> [TASK PROMPT]
Using the opinion excerpt below, decide whether each statement agrees with it. For each, answer yes or no and quote the words from the opinion excerpt that decide it.
1. The Supreme Court reversed the Tenth Circuit in the Reyos case.
2. Justice Douglas agreed that the AUC had properly delegated its authority to the UDC.
3. Collateral estoppel is also known as claim preclusion.

> [SOURCE EXTRACT]
[Begin]
On certiorari, the Supreme Court consolidated the two cases and heard and decided them together. The Court affirmed the Tenth Circuit in the Affiliated Ute case, but reversed in the Reyos case, essentially reinstating the district court's decision. Affiliated Ute, 406 U.S. at 156, 92 S. Ct. at 1473. Although the Supreme Court held that the district court properly dismissed the Affiliated Ute case for lack of jurisdiction over the United States, it nonetheless went on to discuss the "AUC's prayer for a determination as to management rights." Id. at 143, 92 S. Ct. at 1467. The court stated that the AUC had properly delegated its authority to the UDC and concluded, "Clearly, it is UDC and not AUC that is entitled to manage the oil, gas, and mineral rights with the committee of the full-bloods." Id. at 144, 92 S. Ct. at 1467. In dissent, Justice Douglas argued that the AUC had never properly delegated authority to the UDC. Id. at 159, 92 S. Ct. at 1475 (Douglas, J., concurring in part and dissenting in part).
Collateral estoppel, also known as issue preclusion,4 refers "to the effect of a judgment in foreclosing relitigation of a matter that has been litigated and decided." Marrese v. American Academy of Orthopaedic Surgeons, 470 U.S. 373, 376 n. 1, 105 S. Ct. 1327, 1329 n. 1, 84 L. Ed. 2d 274 (1985). "Under collateral estoppel, once a court has decided an issue of fact or law necessary to its judgment, that decision may preclude relitigation of the issue in a suit on a different cause of action involving a party to the first case." Allen v. McCurry, 449 U.S. 90, 94, 101 S. Ct. 411, 414, 66 L. Ed. 2d 308 (1980) (citation and footnote omitted); see also Sil-Flo, Inc. v. SFHC, Inc., 917 F.2d 1507, 1520 (10th Cir. 1990) (quoting Allen) .
[End]
> [ENTRIES SHOWN]
[Begin]
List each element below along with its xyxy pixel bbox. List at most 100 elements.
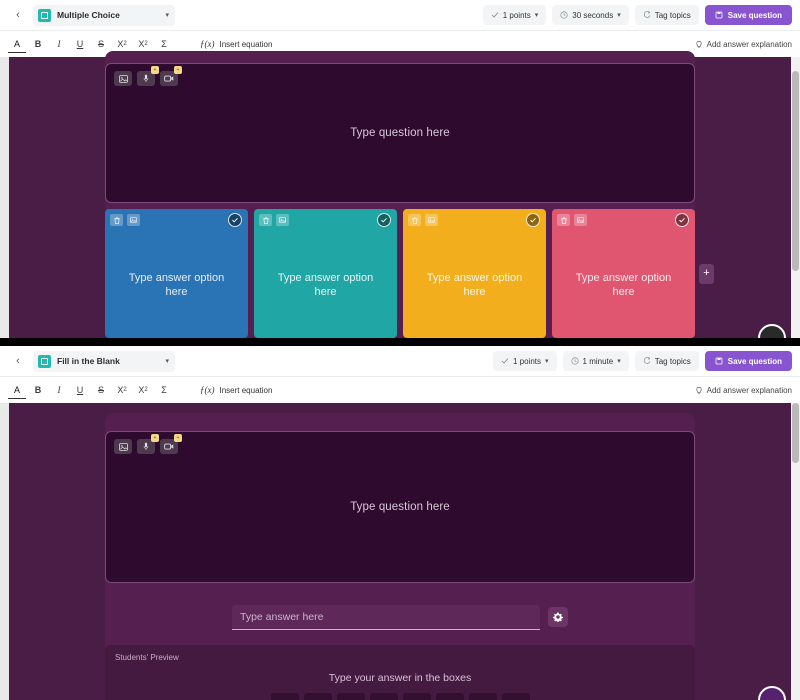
top-toolbar-actions: 1 points ▾ 1 minute ▾ Tag topics Save qu… bbox=[492, 346, 792, 376]
italic-button[interactable]: I bbox=[50, 35, 68, 53]
mark-correct-toggle[interactable] bbox=[377, 213, 391, 227]
answer-option-tools bbox=[557, 214, 587, 226]
strikethrough-button[interactable]: S bbox=[92, 35, 110, 53]
option-image-button[interactable] bbox=[276, 214, 289, 226]
question-type-label: Fill in the Blank bbox=[57, 356, 120, 366]
insert-video-button[interactable]: + bbox=[160, 66, 182, 86]
function-icon: ƒ(x) bbox=[200, 385, 215, 395]
subscript-button[interactable]: X2 bbox=[134, 381, 152, 399]
italic-button[interactable]: I bbox=[50, 381, 68, 399]
answer-option-card[interactable]: Type answer option here bbox=[403, 209, 546, 338]
save-question-button[interactable]: Save question bbox=[704, 351, 792, 371]
text-color-button[interactable]: A bbox=[8, 381, 26, 399]
check-icon bbox=[679, 217, 685, 223]
bold-button[interactable]: B bbox=[29, 381, 47, 399]
mark-correct-toggle[interactable] bbox=[675, 213, 689, 227]
top-toolbar: ‹ Multiple Choice ▾ 1 points ▾ 30 second… bbox=[0, 0, 800, 30]
top-toolbar: ‹ Fill in the Blank ▾ 1 points ▾ 1 minut… bbox=[0, 346, 800, 376]
letter-box[interactable] bbox=[435, 693, 464, 700]
letter-box[interactable] bbox=[336, 693, 365, 700]
answer-settings-button[interactable] bbox=[548, 607, 568, 627]
underline-button[interactable]: U bbox=[71, 381, 89, 399]
time-limit-label: 30 seconds bbox=[572, 10, 614, 20]
answer-input[interactable]: Type answer here bbox=[232, 604, 540, 630]
students-preview-subtitle: Type your answer in the boxes bbox=[328, 672, 472, 684]
check-icon bbox=[530, 217, 536, 223]
delete-option-button[interactable] bbox=[110, 214, 123, 226]
help-floating-button[interactable] bbox=[758, 686, 786, 700]
add-answer-explanation-label: Add answer explanation bbox=[706, 386, 792, 395]
letter-box[interactable] bbox=[468, 693, 497, 700]
option-image-button[interactable] bbox=[574, 214, 587, 226]
text-format-toolbar: A B I U S X2 X2 Σ ƒ(x) Insert equation A… bbox=[0, 376, 800, 403]
question-type-dropdown[interactable]: Multiple Choice ▾ bbox=[33, 4, 175, 26]
letter-box[interactable] bbox=[402, 693, 431, 700]
help-floating-button[interactable] bbox=[758, 324, 786, 338]
letter-box[interactable] bbox=[369, 693, 398, 700]
add-answer-option-button[interactable]: + bbox=[699, 263, 714, 284]
image-icon bbox=[118, 442, 128, 451]
delete-option-button[interactable] bbox=[557, 214, 570, 226]
strikethrough-button[interactable]: S bbox=[92, 381, 110, 399]
letter-box[interactable] bbox=[501, 693, 530, 700]
insert-image-button[interactable] bbox=[114, 439, 132, 454]
trash-icon bbox=[411, 216, 418, 224]
answer-option-card[interactable]: Type answer option here bbox=[105, 209, 248, 338]
points-dropdown[interactable]: 1 points ▾ bbox=[482, 5, 547, 25]
answer-option-card[interactable]: Type answer option here bbox=[254, 209, 397, 338]
sigma-button[interactable]: Σ bbox=[155, 381, 173, 399]
answer-option-tools bbox=[408, 214, 438, 226]
insert-video-button[interactable]: + bbox=[160, 434, 182, 454]
page-scrollbar[interactable] bbox=[791, 403, 800, 700]
tag-topics-button[interactable]: Tag topics bbox=[634, 351, 699, 371]
trash-icon bbox=[113, 216, 120, 224]
letter-box[interactable] bbox=[303, 693, 332, 700]
back-button[interactable]: ‹ bbox=[8, 351, 28, 371]
option-image-button[interactable] bbox=[425, 214, 438, 226]
panel-divider bbox=[0, 338, 800, 346]
insert-audio-button[interactable]: + bbox=[137, 66, 159, 86]
chevron-down-icon: ▾ bbox=[617, 12, 621, 19]
superscript-button[interactable]: X2 bbox=[113, 381, 131, 399]
trash-icon bbox=[560, 216, 567, 224]
image-icon bbox=[118, 74, 128, 83]
scrollbar-thumb[interactable] bbox=[792, 71, 799, 271]
delete-option-button[interactable] bbox=[408, 214, 421, 226]
answer-option-placeholder: Type answer option here bbox=[128, 271, 225, 298]
function-icon: ƒ(x) bbox=[200, 39, 215, 49]
chevron-down-icon: ▾ bbox=[617, 358, 621, 365]
time-limit-dropdown[interactable]: 30 seconds ▾ bbox=[552, 5, 629, 25]
chevron-down-icon: ▾ bbox=[165, 12, 169, 19]
microphone-icon bbox=[143, 74, 149, 82]
page-scrollbar[interactable] bbox=[791, 57, 800, 338]
answer-option-placeholder: Type answer option here bbox=[575, 271, 672, 298]
delete-option-button[interactable] bbox=[259, 214, 272, 226]
letter-box[interactable] bbox=[270, 693, 299, 700]
add-answer-explanation-button[interactable]: Add answer explanation bbox=[695, 31, 792, 58]
insert-audio-button[interactable]: + bbox=[137, 434, 159, 454]
option-image-button[interactable] bbox=[127, 214, 140, 226]
question-type-dropdown[interactable]: Fill in the Blank ▾ bbox=[33, 350, 175, 372]
question-text-box[interactable]: + + Type question here bbox=[105, 63, 695, 203]
scrollbar-thumb[interactable] bbox=[792, 403, 799, 463]
insert-image-button[interactable] bbox=[114, 71, 132, 86]
answer-option-card[interactable]: Type answer option here bbox=[552, 209, 695, 338]
video-icon bbox=[164, 75, 174, 82]
underline-button[interactable]: U bbox=[71, 35, 89, 53]
bold-button[interactable]: B bbox=[29, 35, 47, 53]
insert-equation-button[interactable]: ƒ(x) Insert equation bbox=[200, 385, 272, 395]
save-icon bbox=[715, 357, 723, 365]
save-question-button[interactable]: Save question bbox=[704, 5, 792, 25]
tag-topics-button[interactable]: Tag topics bbox=[634, 5, 699, 25]
text-color-button[interactable]: A bbox=[8, 35, 26, 53]
question-text-box[interactable]: + + Type question here bbox=[105, 431, 695, 583]
clock-icon bbox=[570, 357, 579, 365]
back-button[interactable]: ‹ bbox=[8, 5, 28, 25]
mark-correct-toggle[interactable] bbox=[228, 213, 242, 227]
subscript-exponent: 2 bbox=[144, 387, 148, 393]
mark-correct-toggle[interactable] bbox=[526, 213, 540, 227]
points-dropdown[interactable]: 1 points ▾ bbox=[492, 351, 557, 371]
time-limit-dropdown[interactable]: 1 minute ▾ bbox=[562, 351, 629, 371]
add-answer-explanation-button[interactable]: Add answer explanation bbox=[695, 377, 792, 404]
insert-equation-button[interactable]: ƒ(x) Insert equation bbox=[200, 39, 272, 49]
[End]
> [EXERCISE OUTPUT]
1. Yes: "but reversed in the Reyos case"
2. No: "In dissent, Justice Douglas argued that the AUC had never properly delegated authority to the UDC."
3. No: "Collateral estoppel, also known as issue preclusion"